==== Exercise material ====

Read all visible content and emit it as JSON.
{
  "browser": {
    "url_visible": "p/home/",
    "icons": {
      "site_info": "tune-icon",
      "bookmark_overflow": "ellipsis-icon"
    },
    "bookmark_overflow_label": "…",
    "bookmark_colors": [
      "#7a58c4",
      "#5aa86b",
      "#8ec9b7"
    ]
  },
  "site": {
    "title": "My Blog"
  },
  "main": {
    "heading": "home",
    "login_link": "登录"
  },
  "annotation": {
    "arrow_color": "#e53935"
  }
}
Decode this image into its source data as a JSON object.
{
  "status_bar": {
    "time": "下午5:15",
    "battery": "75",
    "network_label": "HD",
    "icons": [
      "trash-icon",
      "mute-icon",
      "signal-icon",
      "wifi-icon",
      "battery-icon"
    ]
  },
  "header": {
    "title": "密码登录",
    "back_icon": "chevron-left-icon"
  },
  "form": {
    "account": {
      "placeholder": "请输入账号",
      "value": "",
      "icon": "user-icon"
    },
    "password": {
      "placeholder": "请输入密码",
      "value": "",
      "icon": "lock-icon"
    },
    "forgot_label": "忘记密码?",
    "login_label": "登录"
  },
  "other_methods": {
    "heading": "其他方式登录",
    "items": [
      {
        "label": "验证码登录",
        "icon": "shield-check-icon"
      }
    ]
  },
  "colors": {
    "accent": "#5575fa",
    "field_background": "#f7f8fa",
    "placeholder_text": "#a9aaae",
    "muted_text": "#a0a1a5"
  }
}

====

*Stated exercise*
Quote the listing in full, please, keeping every line exact.

*Response for this exercise*
Read all visible content and emit it as JSON.
{
  "browser": {
    "url_visible": "p/home/",
    "icons": {
      "site_info": "tune-icon",
      "bookmark_overflow": "ellipsis-icon"
    },
    "bookmark_overflow_label": "…",
    "bookmark_colors": [
      "#7a58c4",
      "#5aa86b",
      "#8ec9b7"
    ]
  },
  "site": {
    "title": "My Blog"
  },
  "main": {
    "heading": "home",
    "login_link": "登录"
  },
  "annotation": {
    "arrow_color": "#e53935"
  }
}
Decode this image into its source data as a JSON object.
{
  "status_bar": {
    "time": "下午5:15",
    "battery": "75",
    "network_label": "HD",
    "icons": [
      "trash-icon",
      "mute-icon",
      "signal-icon",
      "wifi-icon",
      "battery-icon"
    ]
  },
  "header": {
    "title": "密码登录",
    "back_icon": "chevron-left-icon"
  },
  "form": {
    "account": {
      "placeholder": "请输入账号",
      "value": "",
      "icon": "user-icon"
    },
    "password": {
      "placeholder": "请输入密码",
      "value": "",
      "icon": "lock-icon"
    },
    "forgot_label": "忘记密码?",
    "login_label": "登录"
  },
  "other_methods": {
    "heading": "其他方式登录",
    "items": [
      {
        "label": "验证码登录",
        "icon": "shield-check-icon"
      }
    ]
  },
  "colors": {
    "accent": "#5575fa",
    "field_background": "#f7f8fa",
    "placeholder_text": "#a9aaae",
    "muted_text": "#a0a1a5"
  }
}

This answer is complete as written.